_Request:_ Print out the entries below with no edits.

_Exercise inputs:_
☆ ☆ ☆ ☆

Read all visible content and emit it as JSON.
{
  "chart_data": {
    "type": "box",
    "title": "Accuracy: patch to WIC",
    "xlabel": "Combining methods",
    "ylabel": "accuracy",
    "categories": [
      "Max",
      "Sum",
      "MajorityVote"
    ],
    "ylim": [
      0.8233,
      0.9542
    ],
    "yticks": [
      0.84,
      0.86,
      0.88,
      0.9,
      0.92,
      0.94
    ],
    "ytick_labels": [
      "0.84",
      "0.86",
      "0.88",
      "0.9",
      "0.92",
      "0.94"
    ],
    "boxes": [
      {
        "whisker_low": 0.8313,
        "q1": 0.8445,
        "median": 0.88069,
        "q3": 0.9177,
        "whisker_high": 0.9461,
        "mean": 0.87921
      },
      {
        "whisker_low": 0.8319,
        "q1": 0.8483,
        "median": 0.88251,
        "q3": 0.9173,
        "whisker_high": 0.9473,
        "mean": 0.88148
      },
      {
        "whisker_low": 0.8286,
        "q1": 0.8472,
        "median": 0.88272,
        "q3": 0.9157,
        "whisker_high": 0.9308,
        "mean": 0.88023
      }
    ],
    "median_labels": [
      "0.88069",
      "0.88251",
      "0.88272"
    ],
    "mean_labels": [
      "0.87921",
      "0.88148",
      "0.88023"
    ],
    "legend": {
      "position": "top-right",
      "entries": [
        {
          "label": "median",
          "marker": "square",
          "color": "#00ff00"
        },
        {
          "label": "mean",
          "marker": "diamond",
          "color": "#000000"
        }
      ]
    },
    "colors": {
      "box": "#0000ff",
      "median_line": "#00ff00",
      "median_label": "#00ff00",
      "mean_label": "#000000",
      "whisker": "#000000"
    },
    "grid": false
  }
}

☆ ☆ ☆ ☆

_Output for this exercise:_
Read all visible content and emit it as JSON.
{
  "chart_data": {
    "type": "box",
    "title": "Accuracy: patch to WIC",
    "xlabel": "Combining methods",
    "ylabel": "accuracy",
    "categories": [
      "Max",
      "Sum",
      "MajorityVote"
    ],
    "ylim": [
      0.8233,
      0.9542
    ],
    "yticks": [
      0.84,
      0.86,
      0.88,
      0.9,
      0.92,
      0.94
    ],
    "ytick_labels": [
      "0.84",
      "0.86",
      "0.88",
      "0.9",
      "0.92",
      "0.94"
    ],
    "boxes": [
      {
        "whisker_low": 0.8313,
        "q1": 0.8445,
        "median": 0.88069,
        "q3": 0.9177,
        "whisker_high": 0.9461,
        "mean": 0.87921
      },
      {
        "whisker_low": 0.8319,
        "q1": 0.8483,
        "median": 0.88251,
        "q3": 0.9173,
        "whisker_high": 0.9473,
        "mean": 0.88148
      },
      {
        "whisker_low": 0.8286,
        "q1": 0.8472,
        "median": 0.88272,
        "q3": 0.9157,
        "whisker_high": 0.9308,
        "mean": 0.88023
      }
    ],
    "median_labels": [
      "0.88069",
      "0.88251",
      "0.88272"
    ],
    "mean_labels": [
      "0.87921",
      "0.88148",
      "0.88023"
    ],
    "legend": {
      "position": "top-right",
      "entries": [
        {
          "label": "median",
          "marker": "square",
          "color": "#00ff00"
        },
        {
          "label": "mean",
          "marker": "diamond",
          "color": "#000000"
        }
      ]
    },
    "colors": {
      "box": "#0000ff",
      "median_line": "#00ff00",
      "median_label": "#00ff00",
      "mean_label": "#000000",
      "whisker": "#000000"
    },
    "grid": false
  }
}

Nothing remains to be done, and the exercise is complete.